> **Problem statement**: Return the number of lines holding "Reads", with nothing added.
++++++++++
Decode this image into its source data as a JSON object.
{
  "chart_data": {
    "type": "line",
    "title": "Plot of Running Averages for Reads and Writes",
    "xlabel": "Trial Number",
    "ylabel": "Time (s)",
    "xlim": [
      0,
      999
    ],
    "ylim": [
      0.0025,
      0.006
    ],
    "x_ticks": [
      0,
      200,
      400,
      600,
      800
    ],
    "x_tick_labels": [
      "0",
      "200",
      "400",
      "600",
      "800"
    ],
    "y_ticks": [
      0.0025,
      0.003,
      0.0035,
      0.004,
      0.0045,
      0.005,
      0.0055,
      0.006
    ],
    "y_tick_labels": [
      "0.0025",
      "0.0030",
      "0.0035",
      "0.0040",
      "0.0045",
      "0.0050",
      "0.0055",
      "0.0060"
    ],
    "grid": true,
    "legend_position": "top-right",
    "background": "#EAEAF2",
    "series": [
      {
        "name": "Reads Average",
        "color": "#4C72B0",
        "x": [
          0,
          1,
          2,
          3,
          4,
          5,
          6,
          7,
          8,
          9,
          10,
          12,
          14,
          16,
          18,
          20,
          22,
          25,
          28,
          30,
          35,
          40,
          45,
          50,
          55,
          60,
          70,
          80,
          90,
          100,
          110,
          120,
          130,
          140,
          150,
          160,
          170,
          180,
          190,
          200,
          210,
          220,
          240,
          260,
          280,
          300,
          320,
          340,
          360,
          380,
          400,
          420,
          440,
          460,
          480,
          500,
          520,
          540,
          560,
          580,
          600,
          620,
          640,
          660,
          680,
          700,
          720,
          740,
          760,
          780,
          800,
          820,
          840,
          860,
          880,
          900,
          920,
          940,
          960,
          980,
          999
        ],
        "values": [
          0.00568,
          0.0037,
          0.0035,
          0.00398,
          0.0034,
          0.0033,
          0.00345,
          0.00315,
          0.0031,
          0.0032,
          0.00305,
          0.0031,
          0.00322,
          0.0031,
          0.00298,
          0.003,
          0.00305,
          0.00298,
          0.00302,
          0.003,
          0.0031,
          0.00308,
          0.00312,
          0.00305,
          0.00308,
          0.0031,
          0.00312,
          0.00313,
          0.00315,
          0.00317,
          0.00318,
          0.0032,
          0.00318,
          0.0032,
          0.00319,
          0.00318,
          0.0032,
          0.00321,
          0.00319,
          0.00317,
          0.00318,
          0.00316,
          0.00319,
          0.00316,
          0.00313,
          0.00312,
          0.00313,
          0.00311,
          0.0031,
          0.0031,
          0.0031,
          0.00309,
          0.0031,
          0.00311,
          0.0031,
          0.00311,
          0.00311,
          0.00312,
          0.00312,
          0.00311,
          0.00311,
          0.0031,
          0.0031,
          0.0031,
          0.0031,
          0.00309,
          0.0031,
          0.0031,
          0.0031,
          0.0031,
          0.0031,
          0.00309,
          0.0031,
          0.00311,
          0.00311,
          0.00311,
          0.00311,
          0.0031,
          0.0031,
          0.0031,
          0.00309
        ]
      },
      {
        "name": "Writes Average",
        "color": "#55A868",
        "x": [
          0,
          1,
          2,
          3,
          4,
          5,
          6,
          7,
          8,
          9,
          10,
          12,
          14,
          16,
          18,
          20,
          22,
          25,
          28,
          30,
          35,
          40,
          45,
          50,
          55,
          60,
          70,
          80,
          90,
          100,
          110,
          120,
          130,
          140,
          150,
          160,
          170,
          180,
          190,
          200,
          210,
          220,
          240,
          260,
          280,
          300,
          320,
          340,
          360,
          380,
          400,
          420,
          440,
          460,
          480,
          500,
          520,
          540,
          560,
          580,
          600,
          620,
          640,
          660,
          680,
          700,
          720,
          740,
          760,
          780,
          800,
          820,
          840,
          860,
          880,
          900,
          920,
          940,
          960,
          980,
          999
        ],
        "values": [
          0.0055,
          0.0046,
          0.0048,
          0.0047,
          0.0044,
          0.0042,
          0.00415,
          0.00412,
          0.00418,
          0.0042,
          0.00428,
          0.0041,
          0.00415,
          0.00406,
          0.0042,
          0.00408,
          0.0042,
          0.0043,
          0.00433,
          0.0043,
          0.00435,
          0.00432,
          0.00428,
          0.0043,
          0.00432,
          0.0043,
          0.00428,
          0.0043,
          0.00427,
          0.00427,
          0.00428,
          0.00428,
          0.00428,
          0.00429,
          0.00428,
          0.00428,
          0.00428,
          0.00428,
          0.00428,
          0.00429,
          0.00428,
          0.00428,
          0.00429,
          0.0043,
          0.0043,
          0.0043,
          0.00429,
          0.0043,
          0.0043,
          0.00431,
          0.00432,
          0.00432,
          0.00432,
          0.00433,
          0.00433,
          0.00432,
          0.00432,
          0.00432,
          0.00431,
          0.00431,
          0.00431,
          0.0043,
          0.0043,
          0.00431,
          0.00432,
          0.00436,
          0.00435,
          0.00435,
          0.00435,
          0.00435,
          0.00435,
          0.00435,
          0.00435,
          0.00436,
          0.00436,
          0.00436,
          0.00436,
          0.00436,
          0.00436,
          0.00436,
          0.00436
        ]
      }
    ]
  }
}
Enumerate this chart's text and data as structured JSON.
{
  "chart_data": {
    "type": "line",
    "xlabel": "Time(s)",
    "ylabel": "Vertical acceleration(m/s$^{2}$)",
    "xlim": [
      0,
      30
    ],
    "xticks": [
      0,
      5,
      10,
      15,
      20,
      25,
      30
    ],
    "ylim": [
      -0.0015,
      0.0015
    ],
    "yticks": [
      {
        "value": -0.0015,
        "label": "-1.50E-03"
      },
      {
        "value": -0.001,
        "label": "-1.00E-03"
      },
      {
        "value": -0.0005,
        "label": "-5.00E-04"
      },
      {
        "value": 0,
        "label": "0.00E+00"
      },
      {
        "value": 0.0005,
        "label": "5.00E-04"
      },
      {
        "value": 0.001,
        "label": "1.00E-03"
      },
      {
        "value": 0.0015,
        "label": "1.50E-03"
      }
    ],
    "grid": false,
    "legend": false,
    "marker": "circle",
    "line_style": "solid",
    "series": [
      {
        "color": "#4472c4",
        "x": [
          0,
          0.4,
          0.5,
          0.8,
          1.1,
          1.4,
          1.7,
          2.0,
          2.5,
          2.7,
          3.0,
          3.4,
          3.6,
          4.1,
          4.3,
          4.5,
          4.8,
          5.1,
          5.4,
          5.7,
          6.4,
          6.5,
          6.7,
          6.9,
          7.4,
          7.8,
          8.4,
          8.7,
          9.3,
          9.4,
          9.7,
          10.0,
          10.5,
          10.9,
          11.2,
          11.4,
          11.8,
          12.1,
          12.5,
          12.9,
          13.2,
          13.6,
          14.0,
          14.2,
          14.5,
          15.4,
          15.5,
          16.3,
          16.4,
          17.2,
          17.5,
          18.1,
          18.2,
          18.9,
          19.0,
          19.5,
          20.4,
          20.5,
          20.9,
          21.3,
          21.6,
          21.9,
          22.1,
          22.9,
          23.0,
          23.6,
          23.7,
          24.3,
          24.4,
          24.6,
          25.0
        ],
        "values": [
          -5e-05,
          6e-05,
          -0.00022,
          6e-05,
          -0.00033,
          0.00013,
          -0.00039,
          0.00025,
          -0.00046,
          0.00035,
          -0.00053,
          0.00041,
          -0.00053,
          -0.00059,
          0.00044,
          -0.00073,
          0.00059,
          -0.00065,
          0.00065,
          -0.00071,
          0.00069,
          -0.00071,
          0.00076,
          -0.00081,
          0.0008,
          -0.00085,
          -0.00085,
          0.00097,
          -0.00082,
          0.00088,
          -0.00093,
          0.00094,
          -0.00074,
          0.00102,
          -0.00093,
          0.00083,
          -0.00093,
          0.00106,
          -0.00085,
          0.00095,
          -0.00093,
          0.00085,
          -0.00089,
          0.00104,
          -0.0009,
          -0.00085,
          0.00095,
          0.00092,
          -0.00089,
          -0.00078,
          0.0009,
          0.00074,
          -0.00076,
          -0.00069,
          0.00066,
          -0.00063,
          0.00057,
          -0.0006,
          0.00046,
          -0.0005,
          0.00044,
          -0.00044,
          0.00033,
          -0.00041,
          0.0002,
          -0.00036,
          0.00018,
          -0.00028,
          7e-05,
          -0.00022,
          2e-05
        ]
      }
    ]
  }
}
++++++++++
> **Solution**: 2